• Stated task
In the entries below, identify every line with the string "would" and copy it.

── Information supplied

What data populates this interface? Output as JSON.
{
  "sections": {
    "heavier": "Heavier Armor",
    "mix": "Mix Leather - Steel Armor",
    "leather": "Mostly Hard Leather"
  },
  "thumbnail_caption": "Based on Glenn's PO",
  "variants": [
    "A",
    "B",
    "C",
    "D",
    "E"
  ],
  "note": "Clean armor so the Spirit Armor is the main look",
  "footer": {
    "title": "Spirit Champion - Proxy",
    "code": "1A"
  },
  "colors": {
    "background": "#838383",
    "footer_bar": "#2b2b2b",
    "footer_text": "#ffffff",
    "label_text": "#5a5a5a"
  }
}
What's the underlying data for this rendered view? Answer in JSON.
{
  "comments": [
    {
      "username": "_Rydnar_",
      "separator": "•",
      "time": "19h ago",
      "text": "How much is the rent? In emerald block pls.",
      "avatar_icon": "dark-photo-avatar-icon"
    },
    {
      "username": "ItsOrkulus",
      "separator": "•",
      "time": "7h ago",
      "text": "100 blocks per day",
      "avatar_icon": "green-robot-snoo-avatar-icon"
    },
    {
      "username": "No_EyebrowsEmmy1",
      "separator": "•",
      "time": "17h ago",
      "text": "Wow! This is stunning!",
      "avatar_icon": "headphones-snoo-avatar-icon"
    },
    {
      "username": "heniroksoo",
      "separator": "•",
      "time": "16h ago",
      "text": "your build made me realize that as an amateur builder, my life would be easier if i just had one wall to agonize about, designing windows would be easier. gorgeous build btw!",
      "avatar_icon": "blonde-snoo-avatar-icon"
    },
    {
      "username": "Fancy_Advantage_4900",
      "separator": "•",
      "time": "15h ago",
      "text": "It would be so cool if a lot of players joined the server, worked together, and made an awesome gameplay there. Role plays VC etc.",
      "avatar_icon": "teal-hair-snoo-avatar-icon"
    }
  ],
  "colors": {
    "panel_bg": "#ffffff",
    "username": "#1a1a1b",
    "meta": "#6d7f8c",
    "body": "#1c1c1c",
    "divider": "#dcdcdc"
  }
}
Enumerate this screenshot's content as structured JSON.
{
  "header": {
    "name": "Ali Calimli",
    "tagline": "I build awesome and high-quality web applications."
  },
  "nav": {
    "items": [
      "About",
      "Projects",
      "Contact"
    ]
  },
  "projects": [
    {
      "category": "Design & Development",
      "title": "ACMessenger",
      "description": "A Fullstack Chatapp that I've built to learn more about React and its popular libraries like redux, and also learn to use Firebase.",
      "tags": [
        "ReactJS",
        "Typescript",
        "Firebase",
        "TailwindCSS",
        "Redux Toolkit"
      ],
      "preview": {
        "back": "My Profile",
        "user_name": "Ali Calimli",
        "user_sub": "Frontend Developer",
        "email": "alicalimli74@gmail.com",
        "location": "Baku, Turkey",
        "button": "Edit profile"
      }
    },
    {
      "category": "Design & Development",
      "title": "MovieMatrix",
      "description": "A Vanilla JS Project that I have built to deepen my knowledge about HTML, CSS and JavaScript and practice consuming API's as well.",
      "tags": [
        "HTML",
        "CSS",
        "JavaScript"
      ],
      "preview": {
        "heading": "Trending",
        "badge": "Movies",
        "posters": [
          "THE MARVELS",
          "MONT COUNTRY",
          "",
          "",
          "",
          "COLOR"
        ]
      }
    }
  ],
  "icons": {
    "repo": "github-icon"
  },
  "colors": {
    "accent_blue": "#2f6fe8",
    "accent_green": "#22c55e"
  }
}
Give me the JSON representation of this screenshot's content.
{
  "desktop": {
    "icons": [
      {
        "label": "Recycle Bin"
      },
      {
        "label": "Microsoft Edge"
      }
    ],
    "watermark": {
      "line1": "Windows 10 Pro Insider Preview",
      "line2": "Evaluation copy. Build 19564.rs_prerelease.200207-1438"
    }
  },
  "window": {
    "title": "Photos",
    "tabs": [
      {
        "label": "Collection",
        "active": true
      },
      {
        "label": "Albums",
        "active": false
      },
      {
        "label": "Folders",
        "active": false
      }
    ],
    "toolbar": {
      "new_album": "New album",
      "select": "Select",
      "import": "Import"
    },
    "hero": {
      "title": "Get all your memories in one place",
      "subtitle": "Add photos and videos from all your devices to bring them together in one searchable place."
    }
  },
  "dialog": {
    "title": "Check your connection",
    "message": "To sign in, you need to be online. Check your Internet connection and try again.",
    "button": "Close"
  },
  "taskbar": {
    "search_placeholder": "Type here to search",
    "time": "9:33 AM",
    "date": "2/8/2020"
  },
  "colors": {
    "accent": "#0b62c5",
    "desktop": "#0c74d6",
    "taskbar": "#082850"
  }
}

────

• Answer to the exercise
      "text": "your build made me realize that as an amateur builder, my life would be easier if i just had one wall to agonize about, designing windows would be easier. gorgeous build btw!",
      "text": "It would be so cool if a lot of players joined the server, worked together, and made an awesome gameplay there. Role plays VC etc.",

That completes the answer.